- _Given instruction_
Quote the listing in full, exactly as given, minus any pictures.

- _Given data_
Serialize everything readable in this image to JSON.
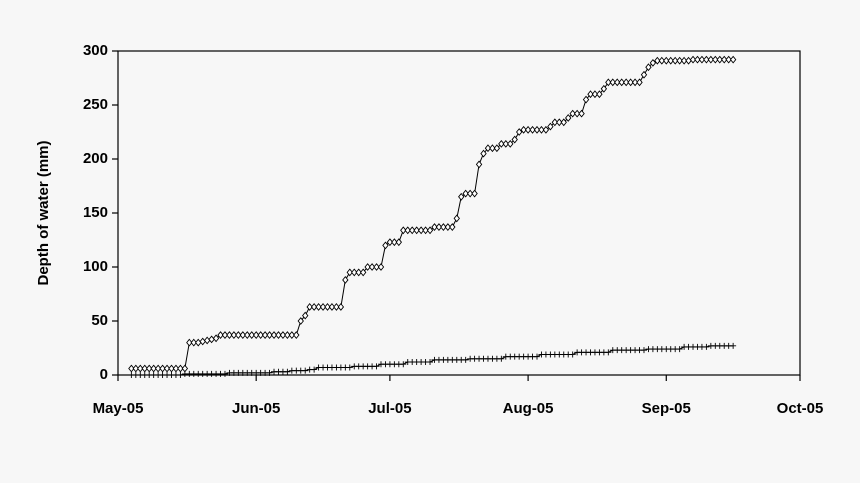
{
  "chart_data": {
    "type": "line",
    "ylabel": "Depth of water (mm)",
    "x": [
      3,
      4,
      5,
      6,
      7,
      8,
      9,
      10,
      11,
      12,
      13,
      14,
      15,
      16,
      17,
      18,
      19,
      20,
      21,
      22,
      23,
      24,
      25,
      26,
      27,
      28,
      29,
      30,
      31,
      32,
      33,
      34,
      35,
      36,
      37,
      38,
      39,
      40,
      41,
      42,
      43,
      44,
      45,
      46,
      47,
      48,
      49,
      50,
      51,
      52,
      53,
      54,
      55,
      56,
      57,
      58,
      59,
      60,
      61,
      62,
      63,
      64,
      65,
      66,
      67,
      68,
      69,
      70,
      71,
      72,
      73,
      74,
      75,
      76,
      77,
      78,
      79,
      80,
      81,
      82,
      83,
      84,
      85,
      86,
      87,
      88,
      89,
      90,
      91,
      92,
      93,
      94,
      95,
      96,
      97,
      98,
      99,
      100,
      101,
      102,
      103,
      104,
      105,
      106,
      107,
      108,
      109,
      110,
      111,
      112,
      113,
      114,
      115,
      116,
      117,
      118,
      119,
      120,
      121,
      122,
      123,
      124,
      125,
      126,
      127,
      128,
      129,
      130,
      131,
      132,
      133,
      134,
      135,
      136,
      137,
      138
    ],
    "series": [
      {
        "color": "#000000",
        "marker": "diamond",
        "values": [
          6,
          6,
          6,
          6,
          6,
          6,
          6,
          6,
          6,
          6,
          6,
          6,
          6,
          30,
          30,
          30,
          31,
          32,
          33,
          34,
          37,
          37,
          37,
          37,
          37,
          37,
          37,
          37,
          37,
          37,
          37,
          37,
          37,
          37,
          37,
          37,
          37,
          37,
          50,
          55,
          63,
          63,
          63,
          63,
          63,
          63,
          63,
          63,
          88,
          95,
          95,
          95,
          95,
          100,
          100,
          100,
          100,
          120,
          123,
          123,
          123,
          134,
          134,
          134,
          134,
          134,
          134,
          134,
          137,
          137,
          137,
          137,
          137,
          145,
          165,
          168,
          168,
          168,
          195,
          205,
          210,
          210,
          210,
          214,
          214,
          214,
          218,
          225,
          227,
          227,
          227,
          227,
          227,
          227,
          230,
          234,
          234,
          234,
          238,
          242,
          242,
          242,
          255,
          260,
          260,
          260,
          265,
          271,
          271,
          271,
          271,
          271,
          271,
          271,
          271,
          278,
          285,
          289,
          291,
          291,
          291,
          291,
          291,
          291,
          291,
          291,
          292,
          292,
          292,
          292,
          292,
          292,
          292,
          292,
          292,
          292
        ]
      },
      {
        "color": "#000000",
        "marker": "plus",
        "values": [
          0,
          0,
          0,
          0,
          0,
          0,
          0,
          0,
          0,
          0,
          0,
          0,
          1,
          1,
          1,
          1,
          1,
          1,
          1,
          1,
          1,
          1,
          2,
          2,
          2,
          2,
          2,
          2,
          2,
          2,
          2,
          2,
          3,
          3,
          3,
          3,
          4,
          4,
          4,
          4,
          5,
          5,
          7,
          7,
          7,
          7,
          7,
          7,
          7,
          7,
          8,
          8,
          8,
          8,
          8,
          8,
          10,
          10,
          10,
          10,
          10,
          10,
          12,
          12,
          12,
          12,
          12,
          12,
          14,
          14,
          14,
          14,
          14,
          14,
          14,
          14,
          15,
          15,
          15,
          15,
          15,
          15,
          15,
          15,
          17,
          17,
          17,
          17,
          17,
          17,
          17,
          17,
          19,
          19,
          19,
          19,
          19,
          19,
          19,
          19,
          21,
          21,
          21,
          21,
          21,
          21,
          21,
          21,
          23,
          23,
          23,
          23,
          23,
          23,
          23,
          23,
          24,
          24,
          24,
          24,
          24,
          24,
          24,
          24,
          26,
          26,
          26,
          26,
          26,
          26,
          27,
          27,
          27,
          27,
          27,
          27
        ]
      }
    ],
    "xlim": [
      0,
      153
    ],
    "xticks": [
      {
        "value": 0,
        "label": "May-05"
      },
      {
        "value": 31,
        "label": "Jun-05"
      },
      {
        "value": 61,
        "label": "Jul-05"
      },
      {
        "value": 92,
        "label": "Aug-05"
      },
      {
        "value": 123,
        "label": "Sep-05"
      },
      {
        "value": 153,
        "label": "Oct-05"
      }
    ],
    "ylim": [
      0,
      300
    ],
    "yticks": [
      0,
      50,
      100,
      150,
      200,
      250,
      300
    ]
  }
}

- _Complete response_
Serialize everything readable in this image to JSON.
{
  "chart_data": {
    "type": "line",
    "ylabel": "Depth of water (mm)",
    "x": [
      3,
      4,
      5,
      6,
      7,
      8,
      9,
      10,
      11,
      12,
      13,
      14,
      15,
      16,
      17,
      18,
      19,
      20,
      21,
      22,
      23,
      24,
      25,
      26,
      27,
      28,
      29,
      30,
      31,
      32,
      33,
      34,
      35,
      36,
      37,
      38,
      39,
      40,
      41,
      42,
      43,
      44,
      45,
      46,
      47,
      48,
      49,
      50,
      51,
      52,
      53,
      54,
      55,
      56,
      57,
      58,
      59,
      60,
      61,
      62,
      63,
      64,
      65,
      66,
      67,
      68,
      69,
      70,
      71,
      72,
      73,
      74,
      75,
      76,
      77,
      78,
      79,
      80,
      81,
      82,
      83,
      84,
      85,
      86,
      87,
      88,
      89,
      90,
      91,
      92,
      93,
      94,
      95,
      96,
      97,
      98,
      99,
      100,
      101,
      102,
      103,
      104,
      105,
      106,
      107,
      108,
      109,
      110,
      111,
      112,
      113,
      114,
      115,
      116,
      117,
      118,
      119,
      120,
      121,
      122,
      123,
      124,
      125,
      126,
      127,
      128,
      129,
      130,
      131,
      132,
      133,
      134,
      135,
      136,
      137,
      138
    ],
    "series": [
      {
        "color": "#000000",
        "marker": "diamond",
        "values": [
          6,
          6,
          6,
          6,
          6,
          6,
          6,
          6,
          6,
          6,
          6,
          6,
          6,
          30,
          30,
          30,
          31,
          32,
          33,
          34,
          37,
          37,
          37,
          37,
          37,
          37,
          37,
          37,
          37,
          37,
          37,
          37,
          37,
          37,
          37,
          37,
          37,
          37,
          50,
          55,
          63,
          63,
          63,
          63,
          63,
          63,
          63,
          63,
          88,
          95,
          95,
          95,
          95,
          100,
          100,
          100,
          100,
          120,
          123,
          123,
          123,
          134,
          134,
          134,
          134,
          134,
          134,
          134,
          137,
          137,
          137,
          137,
          137,
          145,
          165,
          168,
          168,
          168,
          195,
          205,
          210,
          210,
          210,
          214,
          214,
          214,
          218,
          225,
          227,
          227,
          227,
          227,
          227,
          227,
          230,
          234,
          234,
          234,
          238,
          242,
          242,
          242,
          255,
          260,
          260,
          260,
          265,
          271,
          271,
          271,
          271,
          271,
          271,
          271,
          271,
          278,
          285,
          289,
          291,
          291,
          291,
          291,
          291,
          291,
          291,
          291,
          292,
          292,
          292,
          292,
          292,
          292,
          292,
          292,
          292,
          292
        ]
      },
      {
        "color": "#000000",
        "marker": "plus",
        "values": [
          0,
          0,
          0,
          0,
          0,
          0,
          0,
          0,
          0,
          0,
          0,
          0,
          1,
          1,
          1,
          1,
          1,
          1,
          1,
          1,
          1,
          1,
          2,
          2,
          2,
          2,
          2,
          2,
          2,
          2,
          2,
          2,
          3,
          3,
          3,
          3,
          4,
          4,
          4,
          4,
          5,
          5,
          7,
          7,
          7,
          7,
          7,
          7,
          7,
          7,
          8,
          8,
          8,
          8,
          8,
          8,
          10,
          10,
          10,
          10,
          10,
          10,
          12,
          12,
          12,
          12,
          12,
          12,
          14,
          14,
          14,
          14,
          14,
          14,
          14,
          14,
          15,
          15,
          15,
          15,
          15,
          15,
          15,
          15,
          17,
          17,
          17,
          17,
          17,
          17,
          17,
          17,
          19,
          19,
          19,
          19,
          19,
          19,
          19,
          19,
          21,
          21,
          21,
          21,
          21,
          21,
          21,
          21,
          23,
          23,
          23,
          23,
          23,
          23,
          23,
          23,
          24,
          24,
          24,
          24,
          24,
          24,
          24,
          24,
          26,
          26,
          26,
          26,
          26,
          26,
          27,
          27,
          27,
          27,
          27,
          27
        ]
      }
    ],
    "xlim": [
      0,
      153
    ],
    "xticks": [
      {
        "value": 0,
        "label": "May-05"
      },
      {
        "value": 31,
        "label": "Jun-05"
      },
      {
        "value": 61,
        "label": "Jul-05"
      },
      {
        "value": 92,
        "label": "Aug-05"
      },
      {
        "value": 123,
        "label": "Sep-05"
      },
      {
        "value": 153,
        "label": "Oct-05"
      }
    ],
    "ylim": [
      0,
      300
    ],
    "yticks": [
      0,
      50,
      100,
      150,
      200,
      250,
      300
    ]
  }
}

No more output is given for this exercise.